**Exercise goal**. The required response is the number of lines in the entries that include the word "PDTX", with nothing added.

### Information shown

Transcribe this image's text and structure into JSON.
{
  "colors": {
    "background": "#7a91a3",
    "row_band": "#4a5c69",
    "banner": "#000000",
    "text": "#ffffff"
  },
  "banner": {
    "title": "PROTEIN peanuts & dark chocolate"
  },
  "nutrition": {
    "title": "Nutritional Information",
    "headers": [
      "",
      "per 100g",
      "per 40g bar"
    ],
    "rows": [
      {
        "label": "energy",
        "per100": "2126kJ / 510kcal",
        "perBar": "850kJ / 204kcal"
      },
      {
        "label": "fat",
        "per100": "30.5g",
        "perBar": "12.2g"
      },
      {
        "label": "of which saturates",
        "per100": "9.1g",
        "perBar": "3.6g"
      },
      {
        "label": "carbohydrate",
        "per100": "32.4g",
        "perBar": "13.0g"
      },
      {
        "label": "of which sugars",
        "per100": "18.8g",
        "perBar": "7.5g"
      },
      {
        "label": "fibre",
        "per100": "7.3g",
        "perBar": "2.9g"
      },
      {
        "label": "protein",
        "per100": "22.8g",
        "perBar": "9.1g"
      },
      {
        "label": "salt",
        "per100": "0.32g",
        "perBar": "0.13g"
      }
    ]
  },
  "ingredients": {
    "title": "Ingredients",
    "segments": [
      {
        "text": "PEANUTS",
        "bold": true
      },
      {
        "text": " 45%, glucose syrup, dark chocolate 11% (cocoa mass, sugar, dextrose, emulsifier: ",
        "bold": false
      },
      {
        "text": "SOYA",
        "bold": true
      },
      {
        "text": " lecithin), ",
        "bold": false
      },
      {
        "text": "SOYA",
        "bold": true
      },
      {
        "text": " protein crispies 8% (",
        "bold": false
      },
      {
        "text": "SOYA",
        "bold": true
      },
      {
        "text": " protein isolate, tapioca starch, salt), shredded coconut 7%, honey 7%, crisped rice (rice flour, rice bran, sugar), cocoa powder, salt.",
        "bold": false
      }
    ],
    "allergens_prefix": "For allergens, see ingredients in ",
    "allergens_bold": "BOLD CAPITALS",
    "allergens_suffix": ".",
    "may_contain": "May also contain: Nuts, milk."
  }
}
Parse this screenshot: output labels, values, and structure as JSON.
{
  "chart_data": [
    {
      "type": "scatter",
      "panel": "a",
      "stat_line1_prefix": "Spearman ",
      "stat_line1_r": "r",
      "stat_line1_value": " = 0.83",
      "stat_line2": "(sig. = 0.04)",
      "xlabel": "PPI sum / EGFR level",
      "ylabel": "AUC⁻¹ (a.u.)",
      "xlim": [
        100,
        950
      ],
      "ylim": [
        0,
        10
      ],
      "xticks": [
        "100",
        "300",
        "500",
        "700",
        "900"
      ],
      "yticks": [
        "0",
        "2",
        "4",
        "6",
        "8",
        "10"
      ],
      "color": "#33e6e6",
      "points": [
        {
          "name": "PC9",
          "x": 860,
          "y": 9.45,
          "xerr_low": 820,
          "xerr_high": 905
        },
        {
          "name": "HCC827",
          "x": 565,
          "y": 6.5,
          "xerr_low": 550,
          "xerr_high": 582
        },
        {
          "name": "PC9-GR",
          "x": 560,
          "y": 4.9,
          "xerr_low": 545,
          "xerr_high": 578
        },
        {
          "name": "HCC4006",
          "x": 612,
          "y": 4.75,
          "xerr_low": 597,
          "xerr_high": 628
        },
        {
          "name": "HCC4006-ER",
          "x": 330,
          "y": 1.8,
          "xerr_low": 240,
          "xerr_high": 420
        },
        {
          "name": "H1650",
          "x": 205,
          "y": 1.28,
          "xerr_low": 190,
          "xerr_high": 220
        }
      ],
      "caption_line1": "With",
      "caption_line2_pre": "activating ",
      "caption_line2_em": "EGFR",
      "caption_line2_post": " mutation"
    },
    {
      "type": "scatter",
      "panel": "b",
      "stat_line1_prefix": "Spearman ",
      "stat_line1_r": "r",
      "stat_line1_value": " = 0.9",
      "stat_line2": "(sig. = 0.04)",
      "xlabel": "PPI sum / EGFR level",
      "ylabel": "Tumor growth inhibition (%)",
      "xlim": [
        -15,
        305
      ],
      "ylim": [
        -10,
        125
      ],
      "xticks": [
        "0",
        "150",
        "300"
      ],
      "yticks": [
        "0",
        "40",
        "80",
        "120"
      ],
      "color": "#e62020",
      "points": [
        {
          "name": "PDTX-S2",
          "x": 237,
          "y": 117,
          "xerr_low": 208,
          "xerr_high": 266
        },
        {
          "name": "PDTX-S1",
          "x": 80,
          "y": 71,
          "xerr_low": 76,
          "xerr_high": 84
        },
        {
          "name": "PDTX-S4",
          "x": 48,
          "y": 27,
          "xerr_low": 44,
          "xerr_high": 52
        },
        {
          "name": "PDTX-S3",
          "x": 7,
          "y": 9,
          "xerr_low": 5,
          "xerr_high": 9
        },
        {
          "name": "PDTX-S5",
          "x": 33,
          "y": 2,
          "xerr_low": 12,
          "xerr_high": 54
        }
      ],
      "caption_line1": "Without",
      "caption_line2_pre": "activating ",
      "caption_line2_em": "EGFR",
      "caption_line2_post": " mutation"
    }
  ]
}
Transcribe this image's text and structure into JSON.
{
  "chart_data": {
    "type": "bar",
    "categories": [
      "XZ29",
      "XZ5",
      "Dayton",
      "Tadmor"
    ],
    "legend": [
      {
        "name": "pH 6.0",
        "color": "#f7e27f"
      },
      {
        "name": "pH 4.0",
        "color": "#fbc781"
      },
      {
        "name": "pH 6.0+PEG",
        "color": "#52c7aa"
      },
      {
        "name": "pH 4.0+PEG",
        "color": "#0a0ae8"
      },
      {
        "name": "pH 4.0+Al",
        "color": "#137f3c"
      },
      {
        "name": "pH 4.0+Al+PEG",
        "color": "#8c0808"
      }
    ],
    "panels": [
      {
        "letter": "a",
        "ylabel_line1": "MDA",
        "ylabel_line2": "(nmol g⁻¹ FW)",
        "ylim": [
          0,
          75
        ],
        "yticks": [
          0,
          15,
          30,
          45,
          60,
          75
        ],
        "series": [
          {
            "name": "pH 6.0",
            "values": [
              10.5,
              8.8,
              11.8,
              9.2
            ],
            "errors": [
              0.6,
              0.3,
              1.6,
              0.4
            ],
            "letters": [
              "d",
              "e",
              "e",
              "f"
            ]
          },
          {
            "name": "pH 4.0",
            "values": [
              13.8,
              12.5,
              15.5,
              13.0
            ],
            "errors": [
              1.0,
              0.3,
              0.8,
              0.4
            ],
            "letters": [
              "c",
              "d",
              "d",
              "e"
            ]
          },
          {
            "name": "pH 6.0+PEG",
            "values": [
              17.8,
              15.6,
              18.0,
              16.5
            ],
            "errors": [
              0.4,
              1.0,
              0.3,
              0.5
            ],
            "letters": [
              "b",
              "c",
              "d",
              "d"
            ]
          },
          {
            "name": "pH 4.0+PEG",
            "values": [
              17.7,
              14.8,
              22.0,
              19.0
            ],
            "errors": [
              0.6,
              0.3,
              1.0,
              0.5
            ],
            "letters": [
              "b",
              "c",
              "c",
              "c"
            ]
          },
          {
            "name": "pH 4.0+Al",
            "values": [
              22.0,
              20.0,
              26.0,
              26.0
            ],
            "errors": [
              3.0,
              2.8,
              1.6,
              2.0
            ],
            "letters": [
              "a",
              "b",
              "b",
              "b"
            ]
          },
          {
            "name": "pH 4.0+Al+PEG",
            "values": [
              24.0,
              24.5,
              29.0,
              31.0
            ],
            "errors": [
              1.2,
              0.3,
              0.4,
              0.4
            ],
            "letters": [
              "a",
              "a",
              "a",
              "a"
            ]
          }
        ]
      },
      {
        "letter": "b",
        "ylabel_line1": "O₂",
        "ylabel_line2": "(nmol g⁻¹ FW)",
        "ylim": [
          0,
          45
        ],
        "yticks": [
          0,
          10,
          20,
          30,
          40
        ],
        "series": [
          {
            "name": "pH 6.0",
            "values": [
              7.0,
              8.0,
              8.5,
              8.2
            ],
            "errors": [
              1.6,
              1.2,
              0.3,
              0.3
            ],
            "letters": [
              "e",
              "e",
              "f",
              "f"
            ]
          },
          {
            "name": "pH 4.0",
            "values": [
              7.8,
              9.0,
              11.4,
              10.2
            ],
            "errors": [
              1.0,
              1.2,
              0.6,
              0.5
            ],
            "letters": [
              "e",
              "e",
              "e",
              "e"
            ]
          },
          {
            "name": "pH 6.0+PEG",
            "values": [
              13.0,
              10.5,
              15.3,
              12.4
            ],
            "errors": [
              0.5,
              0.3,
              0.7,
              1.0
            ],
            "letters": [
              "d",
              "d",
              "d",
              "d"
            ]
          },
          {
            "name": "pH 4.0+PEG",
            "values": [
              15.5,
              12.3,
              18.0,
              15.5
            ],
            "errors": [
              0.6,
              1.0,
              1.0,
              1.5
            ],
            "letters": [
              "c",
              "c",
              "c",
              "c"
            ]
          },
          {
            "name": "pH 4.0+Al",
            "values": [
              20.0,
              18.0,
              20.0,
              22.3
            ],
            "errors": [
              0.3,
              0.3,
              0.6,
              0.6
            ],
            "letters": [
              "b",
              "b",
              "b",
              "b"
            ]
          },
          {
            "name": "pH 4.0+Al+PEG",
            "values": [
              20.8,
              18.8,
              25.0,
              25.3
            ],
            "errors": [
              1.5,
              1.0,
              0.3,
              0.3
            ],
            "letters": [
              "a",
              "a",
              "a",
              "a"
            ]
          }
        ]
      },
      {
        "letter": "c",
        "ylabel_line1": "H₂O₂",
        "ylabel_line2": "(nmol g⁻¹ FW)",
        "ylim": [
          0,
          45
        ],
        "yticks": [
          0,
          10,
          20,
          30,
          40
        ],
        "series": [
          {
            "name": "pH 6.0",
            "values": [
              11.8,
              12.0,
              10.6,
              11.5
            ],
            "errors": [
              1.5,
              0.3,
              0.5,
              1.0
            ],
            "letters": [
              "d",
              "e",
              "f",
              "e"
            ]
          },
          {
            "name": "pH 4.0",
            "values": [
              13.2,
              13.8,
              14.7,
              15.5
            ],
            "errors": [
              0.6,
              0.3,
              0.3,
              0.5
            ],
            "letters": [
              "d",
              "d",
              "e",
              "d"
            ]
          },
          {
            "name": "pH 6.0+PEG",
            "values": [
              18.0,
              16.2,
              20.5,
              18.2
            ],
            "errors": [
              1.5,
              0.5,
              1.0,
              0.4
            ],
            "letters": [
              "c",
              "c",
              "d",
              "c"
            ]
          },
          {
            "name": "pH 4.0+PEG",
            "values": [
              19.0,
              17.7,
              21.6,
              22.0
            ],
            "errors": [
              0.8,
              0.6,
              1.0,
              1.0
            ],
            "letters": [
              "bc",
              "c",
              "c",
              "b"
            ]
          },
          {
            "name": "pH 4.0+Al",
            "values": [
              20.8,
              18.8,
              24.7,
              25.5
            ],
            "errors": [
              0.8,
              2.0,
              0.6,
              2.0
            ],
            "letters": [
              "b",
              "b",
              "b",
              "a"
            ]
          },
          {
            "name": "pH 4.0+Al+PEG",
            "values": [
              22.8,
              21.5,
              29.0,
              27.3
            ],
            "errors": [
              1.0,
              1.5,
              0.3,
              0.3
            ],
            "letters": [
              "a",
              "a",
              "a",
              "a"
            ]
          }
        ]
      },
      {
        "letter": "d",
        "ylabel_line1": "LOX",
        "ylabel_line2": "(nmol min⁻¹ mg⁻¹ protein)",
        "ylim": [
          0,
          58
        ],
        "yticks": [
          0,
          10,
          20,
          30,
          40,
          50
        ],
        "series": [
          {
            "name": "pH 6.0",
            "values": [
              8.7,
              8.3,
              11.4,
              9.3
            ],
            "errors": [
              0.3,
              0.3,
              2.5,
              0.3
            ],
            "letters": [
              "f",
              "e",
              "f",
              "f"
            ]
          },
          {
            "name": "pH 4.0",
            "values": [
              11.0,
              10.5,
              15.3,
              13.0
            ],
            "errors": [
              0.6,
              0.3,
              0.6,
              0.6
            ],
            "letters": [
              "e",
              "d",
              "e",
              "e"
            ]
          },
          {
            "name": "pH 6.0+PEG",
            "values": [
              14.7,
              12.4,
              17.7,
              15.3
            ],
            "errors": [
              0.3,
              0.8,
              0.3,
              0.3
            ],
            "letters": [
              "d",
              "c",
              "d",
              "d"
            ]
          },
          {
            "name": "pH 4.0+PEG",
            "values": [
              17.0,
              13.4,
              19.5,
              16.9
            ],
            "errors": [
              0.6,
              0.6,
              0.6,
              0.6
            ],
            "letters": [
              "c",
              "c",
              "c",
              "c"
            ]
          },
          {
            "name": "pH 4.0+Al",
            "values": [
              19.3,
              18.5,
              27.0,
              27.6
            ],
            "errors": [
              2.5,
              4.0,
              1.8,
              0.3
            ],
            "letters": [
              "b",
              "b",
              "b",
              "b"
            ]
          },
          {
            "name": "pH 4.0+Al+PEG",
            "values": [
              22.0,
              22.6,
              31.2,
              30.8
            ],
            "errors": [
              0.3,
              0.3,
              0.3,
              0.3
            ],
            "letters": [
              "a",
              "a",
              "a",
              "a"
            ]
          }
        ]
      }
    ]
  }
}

######

**Reply**. 5